WHAT IS NEEDED ▸
Below is a block of records; repeat all of them exactly.

GIVEN RECORDS ▸
++++++++++++++++++++

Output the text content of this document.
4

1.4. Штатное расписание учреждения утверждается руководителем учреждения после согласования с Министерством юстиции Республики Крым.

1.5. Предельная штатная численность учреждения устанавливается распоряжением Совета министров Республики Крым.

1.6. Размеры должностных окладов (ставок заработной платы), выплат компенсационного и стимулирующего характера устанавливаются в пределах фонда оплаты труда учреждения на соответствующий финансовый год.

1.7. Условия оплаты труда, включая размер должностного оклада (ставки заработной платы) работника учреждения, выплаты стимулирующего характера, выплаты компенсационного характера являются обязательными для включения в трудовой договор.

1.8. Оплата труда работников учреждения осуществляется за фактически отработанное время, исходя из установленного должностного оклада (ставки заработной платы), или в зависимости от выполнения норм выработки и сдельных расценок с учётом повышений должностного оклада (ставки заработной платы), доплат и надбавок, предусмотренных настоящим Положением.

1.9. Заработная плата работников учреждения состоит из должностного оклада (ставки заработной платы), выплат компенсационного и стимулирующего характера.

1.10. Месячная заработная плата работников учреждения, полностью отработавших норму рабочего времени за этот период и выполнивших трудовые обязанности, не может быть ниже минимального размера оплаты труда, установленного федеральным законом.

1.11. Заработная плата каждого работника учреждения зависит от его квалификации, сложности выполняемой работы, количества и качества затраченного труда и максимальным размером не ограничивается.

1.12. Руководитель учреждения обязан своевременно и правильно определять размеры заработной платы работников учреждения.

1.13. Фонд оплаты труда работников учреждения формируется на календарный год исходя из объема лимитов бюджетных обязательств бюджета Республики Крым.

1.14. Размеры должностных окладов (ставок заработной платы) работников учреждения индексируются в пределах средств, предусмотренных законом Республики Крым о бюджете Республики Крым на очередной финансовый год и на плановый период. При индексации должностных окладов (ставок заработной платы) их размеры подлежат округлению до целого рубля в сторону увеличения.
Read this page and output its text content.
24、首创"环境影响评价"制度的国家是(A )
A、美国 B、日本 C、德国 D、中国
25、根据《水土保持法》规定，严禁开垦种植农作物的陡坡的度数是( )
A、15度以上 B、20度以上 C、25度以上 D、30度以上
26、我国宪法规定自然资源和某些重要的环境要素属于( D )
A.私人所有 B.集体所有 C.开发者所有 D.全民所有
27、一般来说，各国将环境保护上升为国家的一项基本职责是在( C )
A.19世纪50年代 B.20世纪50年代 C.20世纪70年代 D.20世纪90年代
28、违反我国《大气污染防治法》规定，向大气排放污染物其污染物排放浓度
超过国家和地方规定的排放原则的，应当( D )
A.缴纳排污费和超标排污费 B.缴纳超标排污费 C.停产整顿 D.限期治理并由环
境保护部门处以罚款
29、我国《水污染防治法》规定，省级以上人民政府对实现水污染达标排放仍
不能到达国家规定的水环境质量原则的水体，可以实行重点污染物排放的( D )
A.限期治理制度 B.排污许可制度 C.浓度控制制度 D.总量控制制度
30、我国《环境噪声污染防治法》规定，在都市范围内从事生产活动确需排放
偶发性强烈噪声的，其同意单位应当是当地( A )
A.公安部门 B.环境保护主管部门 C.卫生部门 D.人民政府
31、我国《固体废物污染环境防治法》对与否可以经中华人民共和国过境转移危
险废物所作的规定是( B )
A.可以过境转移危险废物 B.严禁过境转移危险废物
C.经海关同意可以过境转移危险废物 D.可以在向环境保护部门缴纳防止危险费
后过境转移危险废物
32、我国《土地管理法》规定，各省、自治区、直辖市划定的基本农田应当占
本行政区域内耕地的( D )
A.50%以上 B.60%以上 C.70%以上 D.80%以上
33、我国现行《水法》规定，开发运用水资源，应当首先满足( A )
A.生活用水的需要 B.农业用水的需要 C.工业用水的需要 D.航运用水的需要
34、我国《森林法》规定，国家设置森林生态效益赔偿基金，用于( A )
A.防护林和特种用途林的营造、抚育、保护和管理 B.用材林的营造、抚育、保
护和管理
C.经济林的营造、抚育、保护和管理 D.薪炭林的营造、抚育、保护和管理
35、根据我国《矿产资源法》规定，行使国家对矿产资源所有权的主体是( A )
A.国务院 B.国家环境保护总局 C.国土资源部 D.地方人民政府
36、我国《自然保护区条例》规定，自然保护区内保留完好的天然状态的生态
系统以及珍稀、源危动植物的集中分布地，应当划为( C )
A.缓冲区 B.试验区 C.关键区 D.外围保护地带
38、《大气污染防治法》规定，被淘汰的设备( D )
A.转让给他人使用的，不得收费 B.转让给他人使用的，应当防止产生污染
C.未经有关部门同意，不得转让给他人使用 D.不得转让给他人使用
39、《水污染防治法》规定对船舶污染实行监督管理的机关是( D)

++++++++++++++++++++

COMPLETED EXERCISE ▸
Output the text content of this document.
4

1.4. Штатное расписание учреждения утверждается руководителем учреждения после согласования с Министерством юстиции Республики Крым.

1.5. Предельная штатная численность учреждения устанавливается распоряжением Совета министров Республики Крым.

1.6. Размеры должностных окладов (ставок заработной платы), выплат компенсационного и стимулирующего характера устанавливаются в пределах фонда оплаты труда учреждения на соответствующий финансовый год.

1.7. Условия оплаты труда, включая размер должностного оклада (ставки заработной платы) работника учреждения, выплаты стимулирующего характера, выплаты компенсационного характера являются обязательными для включения в трудовой договор.

1.8. Оплата труда работников учреждения осуществляется за фактически отработанное время, исходя из установленного должностного оклада (ставки заработной платы), или в зависимости от выполнения норм выработки и сдельных расценок с учётом повышений должностного оклада (ставки заработной платы), доплат и надбавок, предусмотренных настоящим Положением.

1.9. Заработная плата работников учреждения состоит из должностного оклада (ставки заработной платы), выплат компенсационного и стимулирующего характера.

1.10. Месячная заработная плата работников учреждения, полностью отработавших норму рабочего времени за этот период и выполнивших трудовые обязанности, не может быть ниже минимального размера оплаты труда, установленного федеральным законом.

1.11. Заработная плата каждого работника учреждения зависит от его квалификации, сложности выполняемой работы, количества и качества затраченного труда и максимальным размером не ограничивается.

1.12. Руководитель учреждения обязан своевременно и правильно определять размеры заработной платы работников учреждения.

1.13. Фонд оплаты труда работников учреждения формируется на календарный год исходя из объема лимитов бюджетных обязательств бюджета Республики Крым.

1.14. Размеры должностных окладов (ставок заработной платы) работников учреждения индексируются в пределах средств, предусмотренных законом Республики Крым о бюджете Республики Крым на очередной финансовый год и на плановый период. При индексации должностных окладов (ставок заработной платы) их размеры подлежат округлению до целого рубля в сторону увеличения.
Read this page and output its text content.
24、首创"环境影响评价"制度的国家是(A )
A、美国 B、日本 C、德国 D、中国
25、根据《水土保持法》规定，严禁开垦种植农作物的陡坡的度数是( )
A、15度以上 B、20度以上 C、25度以上 D、30度以上
26、我国宪法规定自然资源和某些重要的环境要素属于( D )
A.私人所有 B.集体所有 C.开发者所有 D.全民所有
27、一般来说，各国将环境保护上升为国家的一项基本职责是在( C )
A.19世纪50年代 B.20世纪50年代 C.20世纪70年代 D.20世纪90年代
28、违反我国《大气污染防治法》规定，向大气排放污染物其污染物排放浓度
超过国家和地方规定的排放原则的，应当( D )
A.缴纳排污费和超标排污费 B.缴纳超标排污费 C.停产整顿 D.限期治理并由环
境保护部门处以罚款
29、我国《水污染防治法》规定，省级以上人民政府对实现水污染达标排放仍
不能到达国家规定的水环境质量原则的水体，可以实行重点污染物排放的( D )
A.限期治理制度 B.排污许可制度 C.浓度控制制度 D.总量控制制度
30、我国《环境噪声污染防治法》规定，在都市范围内从事生产活动确需排放
偶发性强烈噪声的，其同意单位应当是当地( A )
A.公安部门 B.环境保护主管部门 C.卫生部门 D.人民政府
31、我国《固体废物污染环境防治法》对与否可以经中华人民共和国过境转移危
险废物所作的规定是( B )
A.可以过境转移危险废物 B.严禁过境转移危险废物
C.经海关同意可以过境转移危险废物 D.可以在向环境保护部门缴纳防止危险费
后过境转移危险废物
32、我国《土地管理法》规定，各省、自治区、直辖市划定的基本农田应当占
本行政区域内耕地的( D )
A.50%以上 B.60%以上 C.70%以上 D.80%以上
33、我国现行《水法》规定，开发运用水资源，应当首先满足( A )
A.生活用水的需要 B.农业用水的需要 C.工业用水的需要 D.航运用水的需要
34、我国《森林法》规定，国家设置森林生态效益赔偿基金，用于( A )
A.防护林和特种用途林的营造、抚育、保护和管理 B.用材林的营造、抚育、保
护和管理
C.经济林的营造、抚育、保护和管理 D.薪炭林的营造、抚育、保护和管理
35、根据我国《矿产资源法》规定，行使国家对矿产资源所有权的主体是( A )
A.国务院 B.国家环境保护总局 C.国土资源部 D.地方人民政府
36、我国《自然保护区条例》规定，自然保护区内保留完好的天然状态的生态
系统以及珍稀、源危动植物的集中分布地，应当划为( C )
A.缓冲区 B.试验区 C.关键区 D.外围保护地带
38、《大气污染防治法》规定，被淘汰的设备( D )
A.转让给他人使用的，不得收费 B.转让给他人使用的，应当防止产生污染
C.未经有关部门同意，不得转让给他人使用 D.不得转让给他人使用
39、《水污染防治法》规定对船舶污染实行监督管理的机关是( D)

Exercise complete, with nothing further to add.